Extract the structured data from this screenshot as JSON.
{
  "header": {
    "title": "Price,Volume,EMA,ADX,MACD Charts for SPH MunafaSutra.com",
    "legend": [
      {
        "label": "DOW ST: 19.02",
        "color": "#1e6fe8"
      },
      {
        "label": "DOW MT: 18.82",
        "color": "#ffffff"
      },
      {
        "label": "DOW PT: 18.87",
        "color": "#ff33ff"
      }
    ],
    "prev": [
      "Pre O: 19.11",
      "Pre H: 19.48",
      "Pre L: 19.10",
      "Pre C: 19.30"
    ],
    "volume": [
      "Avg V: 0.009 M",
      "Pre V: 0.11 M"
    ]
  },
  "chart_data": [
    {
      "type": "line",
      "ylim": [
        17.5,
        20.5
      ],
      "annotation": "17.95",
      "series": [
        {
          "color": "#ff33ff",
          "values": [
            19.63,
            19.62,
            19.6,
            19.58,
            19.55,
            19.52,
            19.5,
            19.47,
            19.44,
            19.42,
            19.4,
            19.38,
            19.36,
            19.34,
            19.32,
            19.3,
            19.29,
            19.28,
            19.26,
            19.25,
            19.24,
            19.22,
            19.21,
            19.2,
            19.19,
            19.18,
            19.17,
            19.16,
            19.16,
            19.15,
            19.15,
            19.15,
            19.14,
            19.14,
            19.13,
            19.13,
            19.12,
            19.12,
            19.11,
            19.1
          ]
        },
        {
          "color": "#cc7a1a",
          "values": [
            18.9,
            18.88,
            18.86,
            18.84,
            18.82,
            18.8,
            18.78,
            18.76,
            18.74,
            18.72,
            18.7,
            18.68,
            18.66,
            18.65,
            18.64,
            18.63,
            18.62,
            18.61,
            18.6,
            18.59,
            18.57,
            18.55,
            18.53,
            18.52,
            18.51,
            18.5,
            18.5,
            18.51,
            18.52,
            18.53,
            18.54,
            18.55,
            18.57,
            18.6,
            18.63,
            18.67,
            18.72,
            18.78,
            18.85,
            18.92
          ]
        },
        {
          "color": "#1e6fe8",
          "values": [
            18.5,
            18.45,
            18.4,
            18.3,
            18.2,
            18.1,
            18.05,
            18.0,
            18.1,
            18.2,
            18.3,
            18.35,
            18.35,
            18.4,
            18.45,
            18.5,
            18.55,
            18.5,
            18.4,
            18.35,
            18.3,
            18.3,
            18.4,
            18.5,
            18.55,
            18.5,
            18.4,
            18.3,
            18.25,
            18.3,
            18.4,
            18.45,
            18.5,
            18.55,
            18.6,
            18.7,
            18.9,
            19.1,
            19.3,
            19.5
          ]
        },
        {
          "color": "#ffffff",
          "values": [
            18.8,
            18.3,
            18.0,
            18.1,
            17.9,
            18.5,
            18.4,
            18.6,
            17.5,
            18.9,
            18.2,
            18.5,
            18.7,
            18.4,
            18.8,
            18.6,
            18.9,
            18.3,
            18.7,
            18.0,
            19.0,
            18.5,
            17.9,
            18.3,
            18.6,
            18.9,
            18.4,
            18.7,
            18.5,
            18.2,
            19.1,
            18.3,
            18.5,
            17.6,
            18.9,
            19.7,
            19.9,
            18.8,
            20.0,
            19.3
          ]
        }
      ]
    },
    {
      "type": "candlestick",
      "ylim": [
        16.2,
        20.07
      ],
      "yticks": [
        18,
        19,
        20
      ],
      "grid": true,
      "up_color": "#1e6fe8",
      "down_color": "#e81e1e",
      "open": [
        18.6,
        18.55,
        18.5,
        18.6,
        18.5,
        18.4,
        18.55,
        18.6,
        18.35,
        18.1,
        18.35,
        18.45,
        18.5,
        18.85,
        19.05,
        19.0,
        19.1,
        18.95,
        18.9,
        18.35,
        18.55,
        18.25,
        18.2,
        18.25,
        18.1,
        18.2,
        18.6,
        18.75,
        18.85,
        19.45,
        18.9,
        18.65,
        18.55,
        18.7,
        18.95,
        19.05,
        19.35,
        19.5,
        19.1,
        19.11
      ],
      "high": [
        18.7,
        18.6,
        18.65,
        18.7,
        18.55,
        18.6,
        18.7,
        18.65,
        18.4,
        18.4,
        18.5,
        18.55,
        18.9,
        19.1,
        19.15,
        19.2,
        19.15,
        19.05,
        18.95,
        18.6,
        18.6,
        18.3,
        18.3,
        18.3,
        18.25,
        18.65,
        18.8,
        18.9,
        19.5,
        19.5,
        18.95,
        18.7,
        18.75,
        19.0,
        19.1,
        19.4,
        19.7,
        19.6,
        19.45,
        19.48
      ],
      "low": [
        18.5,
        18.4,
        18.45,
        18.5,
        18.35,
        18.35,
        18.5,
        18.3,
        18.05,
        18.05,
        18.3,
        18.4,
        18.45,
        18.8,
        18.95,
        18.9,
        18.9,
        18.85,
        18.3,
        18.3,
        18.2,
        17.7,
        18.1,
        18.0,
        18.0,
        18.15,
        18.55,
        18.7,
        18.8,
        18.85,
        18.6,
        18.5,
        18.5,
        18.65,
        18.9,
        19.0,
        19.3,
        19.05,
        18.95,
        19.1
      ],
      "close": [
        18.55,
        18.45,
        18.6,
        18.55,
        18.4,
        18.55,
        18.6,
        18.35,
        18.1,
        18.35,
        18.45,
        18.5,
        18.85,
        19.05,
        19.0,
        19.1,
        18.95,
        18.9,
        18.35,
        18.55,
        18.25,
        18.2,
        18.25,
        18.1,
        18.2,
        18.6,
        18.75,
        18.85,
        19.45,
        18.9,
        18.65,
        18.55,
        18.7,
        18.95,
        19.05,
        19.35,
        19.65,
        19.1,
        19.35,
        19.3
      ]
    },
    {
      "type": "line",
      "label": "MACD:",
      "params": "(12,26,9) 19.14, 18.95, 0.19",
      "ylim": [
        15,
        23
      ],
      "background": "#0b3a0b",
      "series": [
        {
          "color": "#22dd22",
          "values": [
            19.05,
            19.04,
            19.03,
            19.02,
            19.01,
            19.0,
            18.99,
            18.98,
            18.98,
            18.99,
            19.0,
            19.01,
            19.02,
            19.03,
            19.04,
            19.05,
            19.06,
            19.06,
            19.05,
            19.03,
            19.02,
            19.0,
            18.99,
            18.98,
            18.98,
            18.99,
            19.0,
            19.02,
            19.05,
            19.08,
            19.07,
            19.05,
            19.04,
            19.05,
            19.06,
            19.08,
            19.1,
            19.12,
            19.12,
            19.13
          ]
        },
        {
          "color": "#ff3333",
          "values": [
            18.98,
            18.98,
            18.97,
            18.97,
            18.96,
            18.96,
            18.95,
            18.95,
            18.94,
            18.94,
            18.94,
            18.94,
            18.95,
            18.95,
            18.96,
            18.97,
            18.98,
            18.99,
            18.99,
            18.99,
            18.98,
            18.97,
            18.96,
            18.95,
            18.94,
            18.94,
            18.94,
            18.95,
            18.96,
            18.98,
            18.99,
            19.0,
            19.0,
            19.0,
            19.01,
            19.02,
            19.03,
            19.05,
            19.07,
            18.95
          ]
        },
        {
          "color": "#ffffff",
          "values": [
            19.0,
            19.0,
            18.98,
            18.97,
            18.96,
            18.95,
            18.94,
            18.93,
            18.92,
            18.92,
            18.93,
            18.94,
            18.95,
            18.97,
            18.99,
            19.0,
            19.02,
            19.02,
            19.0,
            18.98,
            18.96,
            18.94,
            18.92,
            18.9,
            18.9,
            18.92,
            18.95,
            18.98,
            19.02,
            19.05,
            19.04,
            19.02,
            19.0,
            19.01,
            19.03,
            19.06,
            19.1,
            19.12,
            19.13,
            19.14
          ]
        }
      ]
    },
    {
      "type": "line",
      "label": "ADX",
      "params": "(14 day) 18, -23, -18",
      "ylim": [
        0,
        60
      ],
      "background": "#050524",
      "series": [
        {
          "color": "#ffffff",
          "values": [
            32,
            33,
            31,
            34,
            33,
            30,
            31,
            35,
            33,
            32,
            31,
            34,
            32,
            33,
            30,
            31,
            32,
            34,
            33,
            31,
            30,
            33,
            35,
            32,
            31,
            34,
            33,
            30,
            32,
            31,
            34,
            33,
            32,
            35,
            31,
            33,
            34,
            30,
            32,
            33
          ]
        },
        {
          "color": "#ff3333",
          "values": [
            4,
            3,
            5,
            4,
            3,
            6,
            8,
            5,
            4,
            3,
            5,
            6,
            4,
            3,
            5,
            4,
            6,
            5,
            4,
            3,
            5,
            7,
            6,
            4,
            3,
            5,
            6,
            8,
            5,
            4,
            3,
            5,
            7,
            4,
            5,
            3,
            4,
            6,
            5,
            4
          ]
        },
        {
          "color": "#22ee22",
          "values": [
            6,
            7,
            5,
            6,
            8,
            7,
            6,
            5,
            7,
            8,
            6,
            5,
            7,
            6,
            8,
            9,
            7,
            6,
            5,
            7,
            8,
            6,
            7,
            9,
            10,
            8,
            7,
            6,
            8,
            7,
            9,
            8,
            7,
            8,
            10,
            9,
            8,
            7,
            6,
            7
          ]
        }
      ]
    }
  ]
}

------------------------

Pull every line containing "params" out of the records.

* OUTPUT OF THE TASK:
      "params": "(12,26,9) 19.14, 18.95, 0.19",
      "params": "(14 day) 18, -23, -18",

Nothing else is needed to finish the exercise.